- **Required task**: Pick every line with "grid" from the material below.

- **Dataset records**:
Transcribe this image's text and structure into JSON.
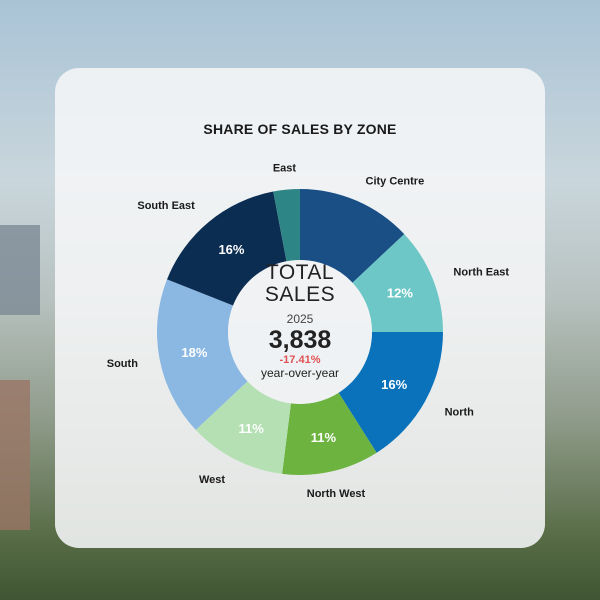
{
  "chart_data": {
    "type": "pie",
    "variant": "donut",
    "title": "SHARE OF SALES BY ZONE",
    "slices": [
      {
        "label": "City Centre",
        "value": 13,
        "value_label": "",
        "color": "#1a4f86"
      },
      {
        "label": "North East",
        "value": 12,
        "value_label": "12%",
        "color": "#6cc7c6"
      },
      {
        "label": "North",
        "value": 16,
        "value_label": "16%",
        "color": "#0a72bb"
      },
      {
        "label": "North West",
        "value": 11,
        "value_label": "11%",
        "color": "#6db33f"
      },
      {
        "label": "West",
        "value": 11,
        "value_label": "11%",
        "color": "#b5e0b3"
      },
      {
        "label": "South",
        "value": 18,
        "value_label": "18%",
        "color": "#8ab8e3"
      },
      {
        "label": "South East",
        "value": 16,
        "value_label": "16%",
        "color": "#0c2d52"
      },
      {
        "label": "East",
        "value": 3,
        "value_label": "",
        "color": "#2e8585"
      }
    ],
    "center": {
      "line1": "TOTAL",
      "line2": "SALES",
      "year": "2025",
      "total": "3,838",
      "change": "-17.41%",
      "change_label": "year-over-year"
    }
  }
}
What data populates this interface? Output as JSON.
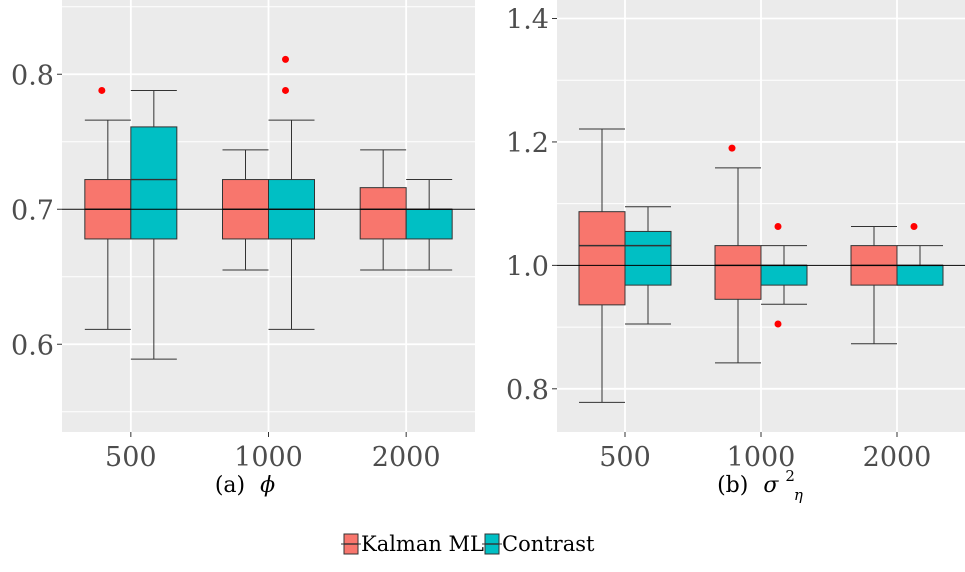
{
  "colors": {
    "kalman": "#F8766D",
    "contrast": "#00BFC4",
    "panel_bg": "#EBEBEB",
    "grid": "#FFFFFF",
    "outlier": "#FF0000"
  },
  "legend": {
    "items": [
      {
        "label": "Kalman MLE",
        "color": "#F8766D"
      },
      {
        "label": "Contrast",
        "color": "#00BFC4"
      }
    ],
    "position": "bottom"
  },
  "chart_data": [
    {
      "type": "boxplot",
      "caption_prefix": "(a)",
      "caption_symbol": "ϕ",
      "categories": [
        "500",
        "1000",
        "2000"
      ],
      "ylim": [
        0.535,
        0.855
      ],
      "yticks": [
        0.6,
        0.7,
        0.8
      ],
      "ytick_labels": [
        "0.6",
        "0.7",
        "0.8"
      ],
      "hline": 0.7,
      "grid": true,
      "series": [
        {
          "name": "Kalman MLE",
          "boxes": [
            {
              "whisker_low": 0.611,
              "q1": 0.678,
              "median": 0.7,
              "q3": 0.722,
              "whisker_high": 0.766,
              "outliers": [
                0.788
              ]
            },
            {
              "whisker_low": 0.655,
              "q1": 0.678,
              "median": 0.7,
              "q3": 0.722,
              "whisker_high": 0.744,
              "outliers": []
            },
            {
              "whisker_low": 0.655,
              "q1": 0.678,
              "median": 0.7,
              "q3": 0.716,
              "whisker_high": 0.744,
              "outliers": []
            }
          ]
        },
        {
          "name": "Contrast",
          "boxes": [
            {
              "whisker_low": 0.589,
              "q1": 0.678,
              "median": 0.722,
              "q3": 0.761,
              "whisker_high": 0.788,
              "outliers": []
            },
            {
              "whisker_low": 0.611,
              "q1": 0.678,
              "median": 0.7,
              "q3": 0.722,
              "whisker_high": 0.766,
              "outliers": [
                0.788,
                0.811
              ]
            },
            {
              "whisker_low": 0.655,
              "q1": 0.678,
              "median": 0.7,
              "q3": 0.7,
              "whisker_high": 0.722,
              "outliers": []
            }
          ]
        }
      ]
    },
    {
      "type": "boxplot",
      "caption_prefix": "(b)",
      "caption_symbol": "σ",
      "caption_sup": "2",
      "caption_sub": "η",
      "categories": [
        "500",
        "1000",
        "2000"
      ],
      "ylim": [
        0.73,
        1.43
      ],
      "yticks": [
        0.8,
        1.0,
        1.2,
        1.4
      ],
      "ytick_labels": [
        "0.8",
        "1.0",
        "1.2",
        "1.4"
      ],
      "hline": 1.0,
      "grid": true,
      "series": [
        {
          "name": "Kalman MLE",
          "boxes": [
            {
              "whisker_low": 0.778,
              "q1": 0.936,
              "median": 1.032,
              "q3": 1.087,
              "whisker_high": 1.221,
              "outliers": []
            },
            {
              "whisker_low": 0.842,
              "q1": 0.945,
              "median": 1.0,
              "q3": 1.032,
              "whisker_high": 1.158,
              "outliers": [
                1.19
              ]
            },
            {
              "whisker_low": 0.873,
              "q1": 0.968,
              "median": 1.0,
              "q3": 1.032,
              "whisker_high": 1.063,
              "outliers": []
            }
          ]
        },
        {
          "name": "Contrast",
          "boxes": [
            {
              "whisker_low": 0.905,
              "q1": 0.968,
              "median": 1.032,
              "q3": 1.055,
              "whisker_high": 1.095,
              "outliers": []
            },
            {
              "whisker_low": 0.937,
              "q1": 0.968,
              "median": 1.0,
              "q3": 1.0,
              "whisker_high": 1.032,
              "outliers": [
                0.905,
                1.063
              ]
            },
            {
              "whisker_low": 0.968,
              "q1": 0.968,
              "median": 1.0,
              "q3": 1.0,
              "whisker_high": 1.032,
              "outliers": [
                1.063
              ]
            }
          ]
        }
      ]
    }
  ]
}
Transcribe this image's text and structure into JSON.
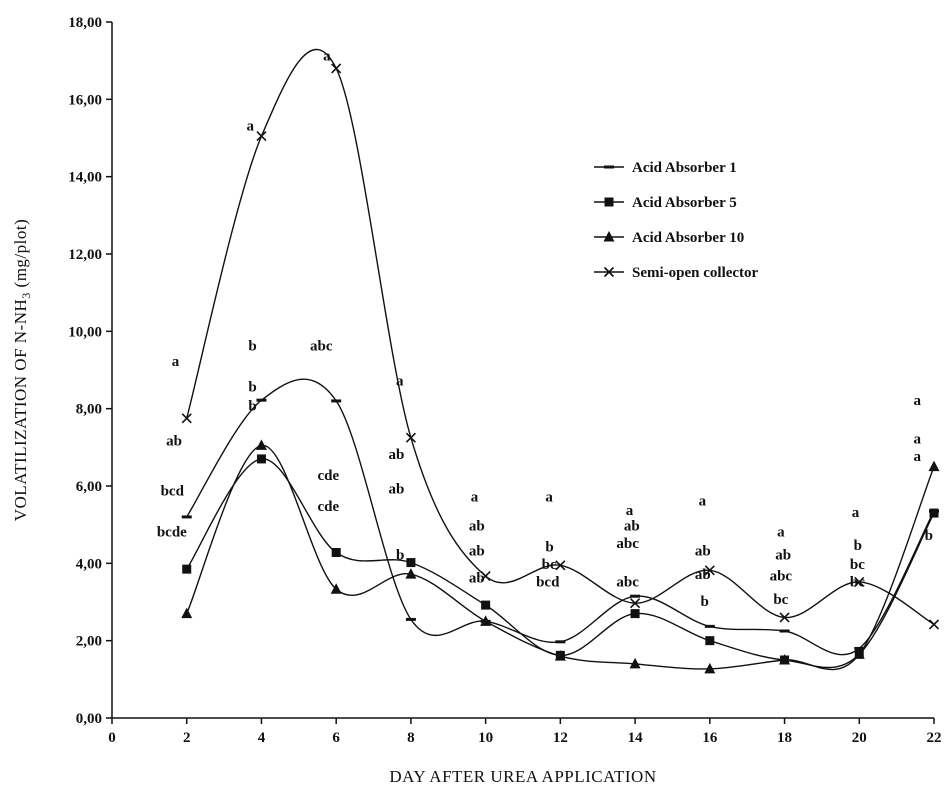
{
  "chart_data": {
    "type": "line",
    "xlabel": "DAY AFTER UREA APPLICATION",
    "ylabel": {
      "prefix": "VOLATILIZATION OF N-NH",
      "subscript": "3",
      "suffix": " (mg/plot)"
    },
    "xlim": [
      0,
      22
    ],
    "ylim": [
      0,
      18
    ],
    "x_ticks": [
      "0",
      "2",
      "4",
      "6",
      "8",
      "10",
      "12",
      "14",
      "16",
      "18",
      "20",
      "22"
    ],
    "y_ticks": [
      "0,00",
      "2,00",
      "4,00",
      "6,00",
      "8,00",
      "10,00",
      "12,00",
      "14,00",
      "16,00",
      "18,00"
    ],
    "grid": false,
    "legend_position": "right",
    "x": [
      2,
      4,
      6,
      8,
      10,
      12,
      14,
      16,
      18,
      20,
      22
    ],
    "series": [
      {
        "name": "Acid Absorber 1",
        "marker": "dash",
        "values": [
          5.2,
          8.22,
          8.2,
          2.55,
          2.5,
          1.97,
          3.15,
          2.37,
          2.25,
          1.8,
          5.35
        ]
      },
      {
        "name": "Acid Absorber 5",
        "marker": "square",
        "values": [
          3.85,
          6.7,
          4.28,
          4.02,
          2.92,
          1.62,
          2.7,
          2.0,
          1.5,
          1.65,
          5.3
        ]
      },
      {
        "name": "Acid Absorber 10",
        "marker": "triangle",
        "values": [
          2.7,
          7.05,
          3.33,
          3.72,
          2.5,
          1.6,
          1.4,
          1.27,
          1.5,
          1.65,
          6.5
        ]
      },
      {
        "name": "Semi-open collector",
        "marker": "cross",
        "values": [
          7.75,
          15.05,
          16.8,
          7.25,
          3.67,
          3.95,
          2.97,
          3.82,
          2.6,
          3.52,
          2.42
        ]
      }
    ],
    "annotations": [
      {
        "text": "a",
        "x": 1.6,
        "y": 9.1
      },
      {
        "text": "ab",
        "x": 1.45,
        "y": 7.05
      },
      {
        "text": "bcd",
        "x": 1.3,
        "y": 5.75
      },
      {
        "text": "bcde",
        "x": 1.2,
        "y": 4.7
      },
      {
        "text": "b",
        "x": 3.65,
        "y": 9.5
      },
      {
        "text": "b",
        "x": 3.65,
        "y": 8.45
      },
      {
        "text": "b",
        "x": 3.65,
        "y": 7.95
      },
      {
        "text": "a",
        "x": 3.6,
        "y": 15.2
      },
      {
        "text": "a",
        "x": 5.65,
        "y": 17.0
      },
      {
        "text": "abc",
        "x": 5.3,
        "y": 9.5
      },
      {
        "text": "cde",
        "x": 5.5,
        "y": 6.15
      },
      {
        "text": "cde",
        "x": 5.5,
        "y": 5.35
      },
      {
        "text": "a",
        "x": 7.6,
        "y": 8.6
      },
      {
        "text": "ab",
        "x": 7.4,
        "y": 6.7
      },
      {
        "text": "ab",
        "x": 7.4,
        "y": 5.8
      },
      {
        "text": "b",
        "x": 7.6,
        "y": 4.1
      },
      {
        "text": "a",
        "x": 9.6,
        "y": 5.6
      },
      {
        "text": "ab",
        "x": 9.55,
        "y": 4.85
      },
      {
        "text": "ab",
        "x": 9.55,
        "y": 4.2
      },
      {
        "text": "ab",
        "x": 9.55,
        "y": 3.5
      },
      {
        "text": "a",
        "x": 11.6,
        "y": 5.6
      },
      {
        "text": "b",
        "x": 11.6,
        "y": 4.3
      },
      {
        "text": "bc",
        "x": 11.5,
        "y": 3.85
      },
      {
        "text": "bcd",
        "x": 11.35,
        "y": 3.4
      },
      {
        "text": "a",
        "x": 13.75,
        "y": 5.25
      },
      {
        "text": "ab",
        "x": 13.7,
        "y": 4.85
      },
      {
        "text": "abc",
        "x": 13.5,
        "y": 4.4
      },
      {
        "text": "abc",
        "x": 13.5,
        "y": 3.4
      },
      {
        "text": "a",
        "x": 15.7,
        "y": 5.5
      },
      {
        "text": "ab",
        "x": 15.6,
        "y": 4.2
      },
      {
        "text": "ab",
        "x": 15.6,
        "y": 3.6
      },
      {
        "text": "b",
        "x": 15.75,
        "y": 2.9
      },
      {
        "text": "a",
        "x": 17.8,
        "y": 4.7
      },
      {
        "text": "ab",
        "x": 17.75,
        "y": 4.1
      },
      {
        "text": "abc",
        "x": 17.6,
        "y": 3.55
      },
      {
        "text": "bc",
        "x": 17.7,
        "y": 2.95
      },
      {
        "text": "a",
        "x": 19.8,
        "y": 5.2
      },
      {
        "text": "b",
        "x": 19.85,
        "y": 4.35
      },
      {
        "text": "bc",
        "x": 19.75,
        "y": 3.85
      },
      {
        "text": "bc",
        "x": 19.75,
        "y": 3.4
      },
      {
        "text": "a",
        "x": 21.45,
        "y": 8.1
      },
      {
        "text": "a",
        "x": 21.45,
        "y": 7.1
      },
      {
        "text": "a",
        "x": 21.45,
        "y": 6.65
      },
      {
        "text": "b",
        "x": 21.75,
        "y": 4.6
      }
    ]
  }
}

- **Solution to the exercise**:
    "grid": "#FFFFFF",
      "grid": true,
      "grid": true,
    "grid": false,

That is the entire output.